● **Information supplied**
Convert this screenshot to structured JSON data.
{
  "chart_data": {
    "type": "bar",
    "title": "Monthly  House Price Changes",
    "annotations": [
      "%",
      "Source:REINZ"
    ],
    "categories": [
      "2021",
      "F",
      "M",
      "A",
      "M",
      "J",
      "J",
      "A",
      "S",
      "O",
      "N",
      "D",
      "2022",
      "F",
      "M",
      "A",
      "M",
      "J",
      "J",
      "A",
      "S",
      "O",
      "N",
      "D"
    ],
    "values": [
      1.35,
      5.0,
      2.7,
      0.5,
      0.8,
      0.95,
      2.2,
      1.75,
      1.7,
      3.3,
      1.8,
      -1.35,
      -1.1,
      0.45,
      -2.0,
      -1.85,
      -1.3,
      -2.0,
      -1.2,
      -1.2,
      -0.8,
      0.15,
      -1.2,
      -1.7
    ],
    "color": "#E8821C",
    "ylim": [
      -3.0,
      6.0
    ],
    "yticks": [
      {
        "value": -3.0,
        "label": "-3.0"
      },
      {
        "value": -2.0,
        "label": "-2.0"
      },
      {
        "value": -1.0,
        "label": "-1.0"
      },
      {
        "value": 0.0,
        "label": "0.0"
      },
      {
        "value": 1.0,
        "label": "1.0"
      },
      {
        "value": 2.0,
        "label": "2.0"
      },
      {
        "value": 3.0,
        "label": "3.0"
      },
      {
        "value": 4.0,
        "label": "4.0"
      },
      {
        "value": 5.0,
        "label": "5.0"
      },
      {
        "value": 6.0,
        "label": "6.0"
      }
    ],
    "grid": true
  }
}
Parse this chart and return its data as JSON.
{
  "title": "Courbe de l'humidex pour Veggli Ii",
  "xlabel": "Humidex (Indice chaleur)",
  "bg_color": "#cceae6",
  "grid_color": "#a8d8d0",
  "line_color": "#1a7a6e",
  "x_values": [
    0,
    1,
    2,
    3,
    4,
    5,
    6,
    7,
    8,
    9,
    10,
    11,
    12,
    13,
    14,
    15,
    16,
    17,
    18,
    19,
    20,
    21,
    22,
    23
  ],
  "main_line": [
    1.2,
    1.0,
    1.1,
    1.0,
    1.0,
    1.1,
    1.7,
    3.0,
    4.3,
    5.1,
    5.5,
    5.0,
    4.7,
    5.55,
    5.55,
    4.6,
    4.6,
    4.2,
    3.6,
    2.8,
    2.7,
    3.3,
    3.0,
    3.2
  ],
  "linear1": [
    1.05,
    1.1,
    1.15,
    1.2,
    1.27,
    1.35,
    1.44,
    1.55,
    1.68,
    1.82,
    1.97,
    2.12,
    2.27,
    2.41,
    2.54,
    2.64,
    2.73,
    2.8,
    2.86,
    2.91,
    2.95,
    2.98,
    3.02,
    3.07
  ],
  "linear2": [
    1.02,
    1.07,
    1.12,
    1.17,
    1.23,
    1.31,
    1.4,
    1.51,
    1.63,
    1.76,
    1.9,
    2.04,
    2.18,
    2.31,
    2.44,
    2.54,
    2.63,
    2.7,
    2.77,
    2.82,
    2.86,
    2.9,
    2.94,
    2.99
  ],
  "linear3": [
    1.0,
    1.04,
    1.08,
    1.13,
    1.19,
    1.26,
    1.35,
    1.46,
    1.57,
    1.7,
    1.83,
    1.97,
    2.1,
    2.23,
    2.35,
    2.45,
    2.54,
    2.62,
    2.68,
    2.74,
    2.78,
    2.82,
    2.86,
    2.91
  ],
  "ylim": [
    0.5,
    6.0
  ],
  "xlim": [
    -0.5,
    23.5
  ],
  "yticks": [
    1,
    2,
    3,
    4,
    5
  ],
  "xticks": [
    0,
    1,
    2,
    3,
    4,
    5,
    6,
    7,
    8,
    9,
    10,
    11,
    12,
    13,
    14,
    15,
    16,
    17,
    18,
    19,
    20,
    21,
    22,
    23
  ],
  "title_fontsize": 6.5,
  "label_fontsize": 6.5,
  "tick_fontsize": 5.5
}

● **What is needed**
Each line must be given again exactly as written above.

● **Exercise output**
Convert this screenshot to structured JSON data.
{
  "chart_data": {
    "type": "bar",
    "title": "Monthly  House Price Changes",
    "annotations": [
      "%",
      "Source:REINZ"
    ],
    "categories": [
      "2021",
      "F",
      "M",
      "A",
      "M",
      "J",
      "J",
      "A",
      "S",
      "O",
      "N",
      "D",
      "2022",
      "F",
      "M",
      "A",
      "M",
      "J",
      "J",
      "A",
      "S",
      "O",
      "N",
      "D"
    ],
    "values": [
      1.35,
      5.0,
      2.7,
      0.5,
      0.8,
      0.95,
      2.2,
      1.75,
      1.7,
      3.3,
      1.8,
      -1.35,
      -1.1,
      0.45,
      -2.0,
      -1.85,
      -1.3,
      -2.0,
      -1.2,
      -1.2,
      -0.8,
      0.15,
      -1.2,
      -1.7
    ],
    "color": "#E8821C",
    "ylim": [
      -3.0,
      6.0
    ],
    "yticks": [
      {
        "value": -3.0,
        "label": "-3.0"
      },
      {
        "value": -2.0,
        "label": "-2.0"
      },
      {
        "value": -1.0,
        "label": "-1.0"
      },
      {
        "value": 0.0,
        "label": "0.0"
      },
      {
        "value": 1.0,
        "label": "1.0"
      },
      {
        "value": 2.0,
        "label": "2.0"
      },
      {
        "value": 3.0,
        "label": "3.0"
      },
      {
        "value": 4.0,
        "label": "4.0"
      },
      {
        "value": 5.0,
        "label": "5.0"
      },
      {
        "value": 6.0,
        "label": "6.0"
      }
    ],
    "grid": true
  }
}
Parse this chart and return its data as JSON.
{
  "title": "Courbe de l'humidex pour Veggli Ii",
  "xlabel": "Humidex (Indice chaleur)",
  "bg_color": "#cceae6",
  "grid_color": "#a8d8d0",
  "line_color": "#1a7a6e",
  "x_values": [
    0,
    1,
    2,
    3,
    4,
    5,
    6,
    7,
    8,
    9,
    10,
    11,
    12,
    13,
    14,
    15,
    16,
    17,
    18,
    19,
    20,
    21,
    22,
    23
  ],
  "main_line": [
    1.2,
    1.0,
    1.1,
    1.0,
    1.0,
    1.1,
    1.7,
    3.0,
    4.3,
    5.1,
    5.5,
    5.0,
    4.7,
    5.55,
    5.55,
    4.6,
    4.6,
    4.2,
    3.6,
    2.8,
    2.7,
    3.3,
    3.0,
    3.2
  ],
  "linear1": [
    1.05,
    1.1,
    1.15,
    1.2,
    1.27,
    1.35,
    1.44,
    1.55,
    1.68,
    1.82,
    1.97,
    2.12,
    2.27,
    2.41,
    2.54,
    2.64,
    2.73,
    2.8,
    2.86,
    2.91,
    2.95,
    2.98,
    3.02,
    3.07
  ],
  "linear2": [
    1.02,
    1.07,
    1.12,
    1.17,
    1.23,
    1.31,
    1.4,
    1.51,
    1.63,
    1.76,
    1.9,
    2.04,
    2.18,
    2.31,
    2.44,
    2.54,
    2.63,
    2.7,
    2.77,
    2.82,
    2.86,
    2.9,
    2.94,
    2.99
  ],
  "linear3": [
    1.0,
    1.04,
    1.08,
    1.13,
    1.19,
    1.26,
    1.35,
    1.46,
    1.57,
    1.7,
    1.83,
    1.97,
    2.1,
    2.23,
    2.35,
    2.45,
    2.54,
    2.62,
    2.68,
    2.74,
    2.78,
    2.82,
    2.86,
    2.91
  ],
  "ylim": [
    0.5,
    6.0
  ],
  "xlim": [
    -0.5,
    23.5
  ],
  "yticks": [
    1,
    2,
    3,
    4,
    5
  ],
  "xticks": [
    0,
    1,
    2,
    3,
    4,
    5,
    6,
    7,
    8,
    9,
    10,
    11,
    12,
    13,
    14,
    15,
    16,
    17,
    18,
    19,
    20,
    21,
    22,
    23
  ],
  "title_fontsize": 6.5,
  "label_fontsize": 6.5,
  "tick_fontsize": 5.5
}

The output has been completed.